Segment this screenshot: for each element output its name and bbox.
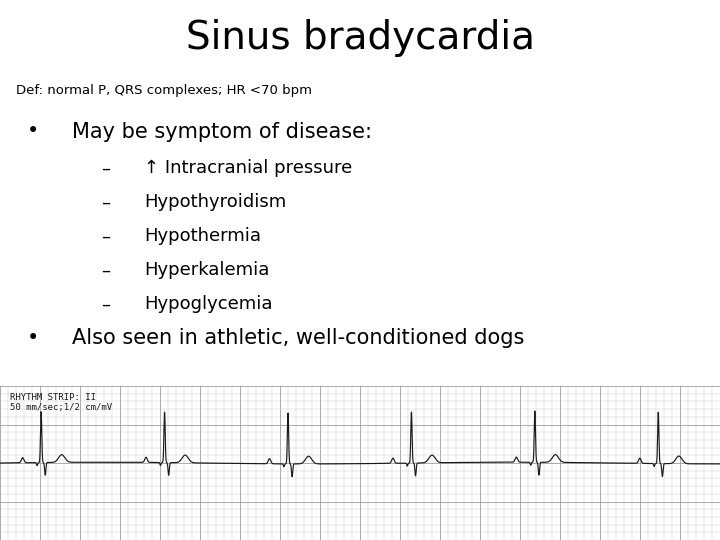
- Text: –: –: [101, 261, 110, 279]
- Text: ↑ Intracranial pressure: ↑ Intracranial pressure: [144, 159, 352, 177]
- Text: Also seen in athletic, well-conditioned dogs: Also seen in athletic, well-conditioned …: [72, 328, 524, 348]
- Text: Hypothermia: Hypothermia: [144, 227, 261, 245]
- Text: Def: normal P, QRS complexes; HR <70 bpm: Def: normal P, QRS complexes; HR <70 bpm: [16, 84, 312, 97]
- Text: May be symptom of disease:: May be symptom of disease:: [72, 122, 372, 141]
- Text: Hyperkalemia: Hyperkalemia: [144, 261, 269, 279]
- Text: Hypoglycemia: Hypoglycemia: [144, 295, 272, 313]
- Text: –: –: [101, 227, 110, 245]
- Text: Hypothyroidism: Hypothyroidism: [144, 193, 287, 211]
- Text: RHYTHM STRIP: II
50 mm/sec;1/2 cm/mV: RHYTHM STRIP: II 50 mm/sec;1/2 cm/mV: [10, 393, 112, 412]
- Text: –: –: [101, 193, 110, 211]
- Text: •: •: [27, 122, 40, 141]
- Text: –: –: [101, 159, 110, 177]
- Text: •: •: [27, 328, 40, 348]
- Text: –: –: [101, 295, 110, 313]
- Text: Sinus bradycardia: Sinus bradycardia: [186, 19, 534, 57]
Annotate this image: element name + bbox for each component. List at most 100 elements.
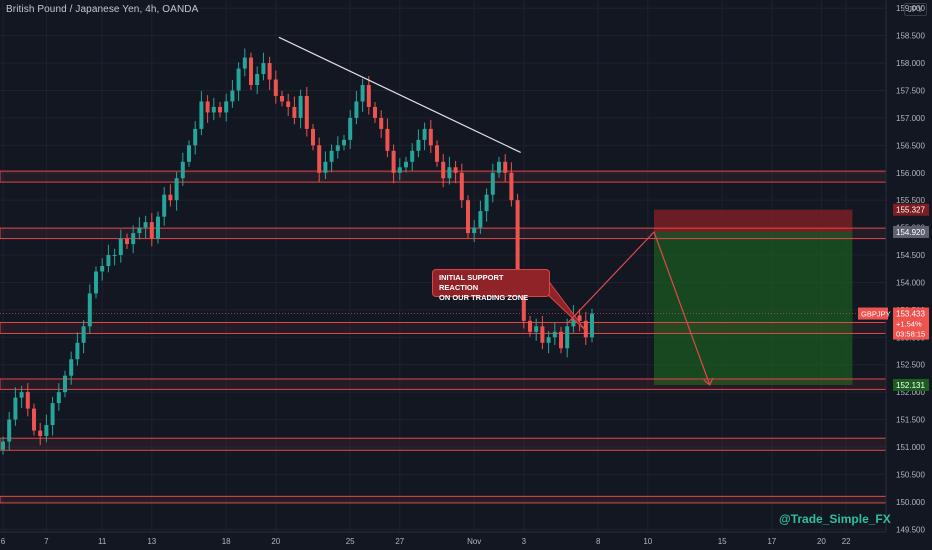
candle-body-89 [552, 331, 557, 338]
candle-body-83 [515, 200, 520, 283]
candle-body-46 [286, 101, 291, 107]
y-tick-label-16: 151.000 [896, 443, 925, 452]
x-tick-label-5: 20 [271, 537, 280, 546]
entry-price-tag-bg [893, 225, 929, 238]
candle-body-88 [546, 337, 551, 343]
projection-arrow-icon [703, 377, 714, 386]
candle-body-67 [416, 139, 421, 151]
target-price-tag: 152.131 [896, 381, 925, 390]
candle-body-6 [38, 430, 43, 437]
candle-body-41 [255, 74, 260, 86]
candle-body-23 [143, 222, 148, 228]
countdown-label: 03:58:15 [896, 330, 925, 339]
candle-body-17 [106, 255, 111, 266]
author-watermark: @Trade_Simple_FX [779, 512, 891, 526]
x-tick-label-3: 13 [147, 537, 156, 546]
symbol-tag-bg [858, 307, 888, 320]
x-tick-label-4: 18 [222, 537, 231, 546]
candle-body-26 [162, 194, 167, 217]
candle-body-20 [125, 238, 129, 245]
x-tick-label-1: 7 [44, 537, 49, 546]
candle-body-14 [87, 293, 92, 327]
candle-body-59 [366, 85, 371, 107]
candle-body-82 [509, 172, 514, 201]
last-price-label: 153.433 [896, 310, 925, 319]
candle-body-85 [528, 320, 532, 332]
candle-body-68 [422, 128, 427, 140]
candle-body-54 [335, 145, 340, 151]
candle-body-84 [521, 282, 526, 321]
candle-body-69 [428, 128, 433, 146]
symbol-title: British Pound / Japanese Yen, 4h, OANDA [6, 4, 199, 15]
candle-body-66 [410, 150, 415, 162]
y-tick-label-5: 156.500 [896, 141, 925, 150]
candle-body-62 [385, 128, 390, 151]
candle-body-92 [571, 315, 576, 327]
candle-body-8 [50, 403, 55, 426]
zone-2 [0, 321, 887, 334]
candle-body-24 [149, 222, 154, 239]
candle-body-75 [466, 200, 470, 234]
zone-3 [0, 378, 887, 390]
x-tick-label-12: 15 [718, 537, 727, 546]
candle-body-30 [187, 145, 191, 162]
x-tick-label-0: 6 [1, 537, 6, 546]
currency-label[interactable]: JPY [904, 3, 927, 16]
candle-body-51 [317, 145, 322, 173]
candle-body-78 [484, 194, 489, 212]
y-tick-label-4: 157.000 [896, 114, 925, 123]
candle-body-37 [230, 90, 235, 102]
candle-body-76 [472, 227, 477, 234]
y-tick-label-7: 155.500 [896, 196, 925, 205]
candle-body-16 [100, 266, 105, 272]
y-tick-label-6: 156.000 [896, 169, 925, 178]
x-tick-label-2: 11 [98, 537, 107, 546]
candle-body-95 [590, 313, 594, 338]
y-tick-label-17: 150.500 [896, 470, 925, 479]
candle-body-72 [447, 167, 452, 179]
candle-body-74 [459, 172, 464, 201]
candle-body-18 [112, 255, 117, 257]
y-tick-label-14: 152.000 [896, 388, 925, 397]
candle-body-33 [205, 101, 210, 113]
y-tick-label-13: 152.500 [896, 361, 925, 370]
x-tick-label-11: 10 [643, 537, 652, 546]
zone-4 [0, 437, 887, 451]
candle-body-43 [267, 63, 272, 80]
x-tick-label-6: 25 [346, 537, 355, 546]
candle-body-93 [577, 315, 582, 321]
trendline [278, 36, 521, 154]
candle-body-12 [75, 342, 80, 360]
candle-body-0 [1, 441, 5, 450]
candle-body-79 [490, 172, 495, 195]
candle-body-73 [453, 167, 458, 173]
target-price-tag-bg [893, 378, 929, 391]
candle-body-52 [323, 161, 328, 173]
candle-body-35 [218, 106, 222, 113]
candle-body-48 [298, 95, 303, 118]
annotation-callout: INITIAL SUPPORT REACTION ON OUR TRADING … [432, 269, 550, 302]
y-tick-label-1: 158.500 [896, 32, 925, 41]
y-tick-label-10: 154.000 [896, 278, 925, 287]
candle-body-38 [236, 68, 241, 91]
candle-body-91 [565, 326, 570, 349]
candle-body-3 [19, 392, 24, 398]
candle-body-64 [397, 167, 402, 173]
x-tick-label-8: Nov [467, 537, 481, 546]
y-tick-label-18: 150.000 [896, 498, 925, 507]
candle-body-42 [261, 63, 266, 75]
candle-body-5 [32, 408, 36, 431]
candle-body-80 [497, 161, 501, 173]
y-tick-label-3: 157.500 [896, 86, 925, 95]
projection-path [566, 230, 711, 386]
candle-body-87 [540, 326, 545, 343]
candle-body-70 [435, 145, 439, 162]
x-tick-label-10: 8 [596, 537, 601, 546]
candle-body-47 [292, 106, 297, 118]
candle-body-21 [131, 233, 136, 245]
candle-body-4 [25, 392, 30, 409]
candle-body-9 [56, 392, 61, 404]
x-tick-label-15: 22 [842, 537, 851, 546]
candle-body-45 [280, 95, 284, 102]
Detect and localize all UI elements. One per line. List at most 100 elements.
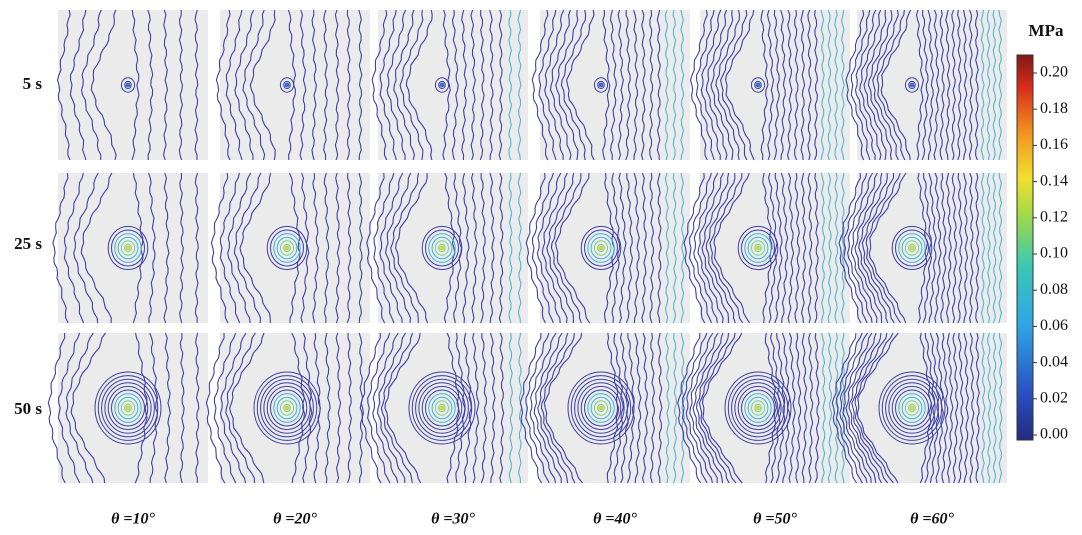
-----
**WYMAGANIA ZADANIA:** Skopiuj bez zmian wiersze wykazu powyżej, zaczynając od wiersza z „- Text: –: –: [101, 261, 110, 279]” i kończąc na wierszu z „- Text: –: –: [101, 227, 110, 245]”, włącznie z oboma.

**WYNIK ZADANIA:**
- Text: –: –: [101, 261, 110, 279]
- Text: ↑ Intracranial pressure: ↑ Intracranial pressure: [144, 159, 352, 177]
- Text: Also seen in athletic, well-conditioned dogs: Also seen in athletic, well-conditioned …: [72, 328, 524, 348]
- Text: Hypothermia: Hypothermia: [144, 227, 261, 245]
- Text: Def: normal P, QRS complexes; HR <70 bpm: Def: normal P, QRS complexes; HR <70 bpm: [16, 84, 312, 97]
- Text: May be symptom of disease:: May be symptom of disease:: [72, 122, 372, 141]
- Text: Hyperkalemia: Hyperkalemia: [144, 261, 269, 279]
- Text: Hypoglycemia: Hypoglycemia: [144, 295, 272, 313]
- Text: –: –: [101, 227, 110, 245]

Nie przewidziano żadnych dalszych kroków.